** START Data rows **
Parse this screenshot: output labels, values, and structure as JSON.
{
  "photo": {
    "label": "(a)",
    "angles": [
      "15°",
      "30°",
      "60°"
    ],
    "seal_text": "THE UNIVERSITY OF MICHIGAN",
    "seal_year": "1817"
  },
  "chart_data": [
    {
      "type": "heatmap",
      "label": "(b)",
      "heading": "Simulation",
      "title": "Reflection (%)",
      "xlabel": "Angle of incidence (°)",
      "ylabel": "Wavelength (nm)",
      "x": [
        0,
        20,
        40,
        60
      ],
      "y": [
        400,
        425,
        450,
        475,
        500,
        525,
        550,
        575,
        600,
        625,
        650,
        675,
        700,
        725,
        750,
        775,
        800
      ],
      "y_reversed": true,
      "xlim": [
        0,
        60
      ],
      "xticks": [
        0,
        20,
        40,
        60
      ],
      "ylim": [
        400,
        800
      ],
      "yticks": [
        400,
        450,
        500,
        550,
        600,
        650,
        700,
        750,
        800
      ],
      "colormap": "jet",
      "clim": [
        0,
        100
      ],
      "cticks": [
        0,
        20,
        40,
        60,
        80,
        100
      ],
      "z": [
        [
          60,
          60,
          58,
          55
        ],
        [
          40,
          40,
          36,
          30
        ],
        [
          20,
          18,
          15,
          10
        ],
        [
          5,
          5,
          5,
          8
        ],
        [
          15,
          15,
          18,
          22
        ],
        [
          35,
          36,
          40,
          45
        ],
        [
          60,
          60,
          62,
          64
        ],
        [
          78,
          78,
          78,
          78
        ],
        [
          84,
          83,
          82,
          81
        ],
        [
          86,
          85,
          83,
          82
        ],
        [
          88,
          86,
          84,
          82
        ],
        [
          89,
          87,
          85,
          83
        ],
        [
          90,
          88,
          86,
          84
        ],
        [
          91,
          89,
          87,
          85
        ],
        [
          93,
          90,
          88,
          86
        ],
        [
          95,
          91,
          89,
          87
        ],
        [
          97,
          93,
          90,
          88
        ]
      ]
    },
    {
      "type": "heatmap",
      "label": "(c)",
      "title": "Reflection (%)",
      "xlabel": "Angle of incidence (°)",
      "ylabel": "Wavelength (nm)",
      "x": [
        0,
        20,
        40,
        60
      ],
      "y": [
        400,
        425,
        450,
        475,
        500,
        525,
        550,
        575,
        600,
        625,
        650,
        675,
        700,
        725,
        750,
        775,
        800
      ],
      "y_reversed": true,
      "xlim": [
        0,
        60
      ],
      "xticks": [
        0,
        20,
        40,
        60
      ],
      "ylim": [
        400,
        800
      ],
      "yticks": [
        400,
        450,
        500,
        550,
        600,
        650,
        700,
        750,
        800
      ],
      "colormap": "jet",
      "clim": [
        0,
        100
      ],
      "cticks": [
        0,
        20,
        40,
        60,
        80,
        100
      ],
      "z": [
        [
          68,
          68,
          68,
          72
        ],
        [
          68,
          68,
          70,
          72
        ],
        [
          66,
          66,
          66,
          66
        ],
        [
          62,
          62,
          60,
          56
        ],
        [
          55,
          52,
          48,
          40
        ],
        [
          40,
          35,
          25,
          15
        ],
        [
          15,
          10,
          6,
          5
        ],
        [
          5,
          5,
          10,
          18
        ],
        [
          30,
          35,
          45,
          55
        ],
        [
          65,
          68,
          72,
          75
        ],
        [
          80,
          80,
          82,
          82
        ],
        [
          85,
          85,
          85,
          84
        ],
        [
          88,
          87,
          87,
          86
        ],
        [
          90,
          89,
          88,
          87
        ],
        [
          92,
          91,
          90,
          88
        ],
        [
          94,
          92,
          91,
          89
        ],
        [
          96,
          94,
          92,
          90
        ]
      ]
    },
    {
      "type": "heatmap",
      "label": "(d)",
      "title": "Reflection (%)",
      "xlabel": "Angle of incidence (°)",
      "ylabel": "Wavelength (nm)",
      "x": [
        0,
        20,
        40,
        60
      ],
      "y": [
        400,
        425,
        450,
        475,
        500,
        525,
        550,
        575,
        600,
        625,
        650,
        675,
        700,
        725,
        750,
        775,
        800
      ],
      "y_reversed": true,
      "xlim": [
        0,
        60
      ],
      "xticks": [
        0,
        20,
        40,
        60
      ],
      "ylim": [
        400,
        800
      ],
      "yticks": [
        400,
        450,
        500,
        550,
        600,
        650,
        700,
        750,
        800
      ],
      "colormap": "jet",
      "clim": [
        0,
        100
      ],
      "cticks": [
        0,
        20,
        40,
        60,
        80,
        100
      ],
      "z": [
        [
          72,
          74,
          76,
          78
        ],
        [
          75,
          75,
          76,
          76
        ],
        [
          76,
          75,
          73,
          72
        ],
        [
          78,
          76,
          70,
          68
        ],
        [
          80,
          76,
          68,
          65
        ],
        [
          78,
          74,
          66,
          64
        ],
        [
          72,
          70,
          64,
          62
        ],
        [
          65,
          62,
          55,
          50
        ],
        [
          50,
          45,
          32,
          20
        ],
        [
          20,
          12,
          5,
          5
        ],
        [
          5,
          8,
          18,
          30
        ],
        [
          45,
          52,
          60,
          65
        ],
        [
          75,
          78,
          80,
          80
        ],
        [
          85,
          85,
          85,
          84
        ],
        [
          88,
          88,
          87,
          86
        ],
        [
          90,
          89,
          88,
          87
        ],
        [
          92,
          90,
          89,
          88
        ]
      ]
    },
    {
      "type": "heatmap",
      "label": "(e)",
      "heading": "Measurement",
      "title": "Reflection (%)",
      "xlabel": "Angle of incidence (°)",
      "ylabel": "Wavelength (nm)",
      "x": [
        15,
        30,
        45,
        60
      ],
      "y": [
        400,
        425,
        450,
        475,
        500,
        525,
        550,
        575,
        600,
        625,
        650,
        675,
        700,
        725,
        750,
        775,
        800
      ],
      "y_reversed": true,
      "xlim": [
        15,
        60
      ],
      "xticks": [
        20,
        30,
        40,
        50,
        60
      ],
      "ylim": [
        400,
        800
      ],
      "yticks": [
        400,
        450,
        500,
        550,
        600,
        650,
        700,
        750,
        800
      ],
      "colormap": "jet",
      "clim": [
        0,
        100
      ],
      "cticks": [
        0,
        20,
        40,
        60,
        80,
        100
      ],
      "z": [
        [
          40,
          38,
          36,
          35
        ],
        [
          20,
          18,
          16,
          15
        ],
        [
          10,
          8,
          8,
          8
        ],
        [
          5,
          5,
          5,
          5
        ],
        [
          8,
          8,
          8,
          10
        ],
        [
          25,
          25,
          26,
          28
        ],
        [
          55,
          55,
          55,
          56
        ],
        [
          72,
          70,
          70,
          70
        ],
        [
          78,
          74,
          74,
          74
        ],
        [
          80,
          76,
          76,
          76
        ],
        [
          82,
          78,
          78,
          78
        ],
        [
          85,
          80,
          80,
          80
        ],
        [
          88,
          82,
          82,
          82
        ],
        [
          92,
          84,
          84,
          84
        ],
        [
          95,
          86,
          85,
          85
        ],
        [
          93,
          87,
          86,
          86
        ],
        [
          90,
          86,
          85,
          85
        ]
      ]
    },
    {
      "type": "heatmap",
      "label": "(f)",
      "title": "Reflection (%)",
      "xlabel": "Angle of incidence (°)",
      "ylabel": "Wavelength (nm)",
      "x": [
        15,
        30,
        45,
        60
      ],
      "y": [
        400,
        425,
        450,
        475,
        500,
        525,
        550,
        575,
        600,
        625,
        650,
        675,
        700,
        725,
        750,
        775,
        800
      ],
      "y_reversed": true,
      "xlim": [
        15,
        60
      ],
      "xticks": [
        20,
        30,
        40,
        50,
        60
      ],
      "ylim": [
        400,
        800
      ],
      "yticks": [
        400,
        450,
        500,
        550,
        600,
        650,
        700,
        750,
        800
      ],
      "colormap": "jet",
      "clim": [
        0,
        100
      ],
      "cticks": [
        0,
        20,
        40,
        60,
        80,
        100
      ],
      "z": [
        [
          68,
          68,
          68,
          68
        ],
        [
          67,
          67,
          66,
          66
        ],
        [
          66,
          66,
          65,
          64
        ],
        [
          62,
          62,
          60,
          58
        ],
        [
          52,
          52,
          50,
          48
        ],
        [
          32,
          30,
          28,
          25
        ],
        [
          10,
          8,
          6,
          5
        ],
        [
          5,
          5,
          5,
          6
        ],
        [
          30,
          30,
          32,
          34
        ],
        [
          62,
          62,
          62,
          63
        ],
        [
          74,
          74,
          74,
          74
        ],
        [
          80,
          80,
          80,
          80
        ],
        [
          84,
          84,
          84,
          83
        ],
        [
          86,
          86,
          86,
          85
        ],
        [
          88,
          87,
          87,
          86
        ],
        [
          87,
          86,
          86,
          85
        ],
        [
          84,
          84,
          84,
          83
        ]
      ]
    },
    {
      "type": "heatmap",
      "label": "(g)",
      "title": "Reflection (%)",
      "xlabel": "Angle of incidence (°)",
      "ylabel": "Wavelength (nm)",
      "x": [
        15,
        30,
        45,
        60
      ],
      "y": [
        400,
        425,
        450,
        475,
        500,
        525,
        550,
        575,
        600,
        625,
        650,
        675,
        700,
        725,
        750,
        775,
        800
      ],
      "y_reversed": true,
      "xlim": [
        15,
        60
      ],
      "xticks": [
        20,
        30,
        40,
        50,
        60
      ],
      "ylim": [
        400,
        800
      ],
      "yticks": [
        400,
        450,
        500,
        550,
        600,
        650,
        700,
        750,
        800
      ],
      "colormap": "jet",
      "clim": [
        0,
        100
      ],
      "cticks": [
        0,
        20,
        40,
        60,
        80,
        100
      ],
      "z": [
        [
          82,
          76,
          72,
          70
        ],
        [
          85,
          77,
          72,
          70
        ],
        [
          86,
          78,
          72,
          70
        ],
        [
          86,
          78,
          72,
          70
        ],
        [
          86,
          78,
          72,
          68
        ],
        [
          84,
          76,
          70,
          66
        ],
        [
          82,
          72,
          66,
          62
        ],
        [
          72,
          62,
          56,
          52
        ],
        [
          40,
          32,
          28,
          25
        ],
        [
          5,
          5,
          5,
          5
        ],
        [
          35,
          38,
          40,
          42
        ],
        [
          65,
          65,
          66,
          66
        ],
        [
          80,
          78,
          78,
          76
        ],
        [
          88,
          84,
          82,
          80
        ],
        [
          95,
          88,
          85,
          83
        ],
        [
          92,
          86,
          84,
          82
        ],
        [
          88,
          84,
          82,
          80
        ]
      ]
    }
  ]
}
** END Data rows **
*Written exercise*. Check every line of the entries above for the word "heading" and report how many lines contain it, giving the number only.

*Correct response*. 2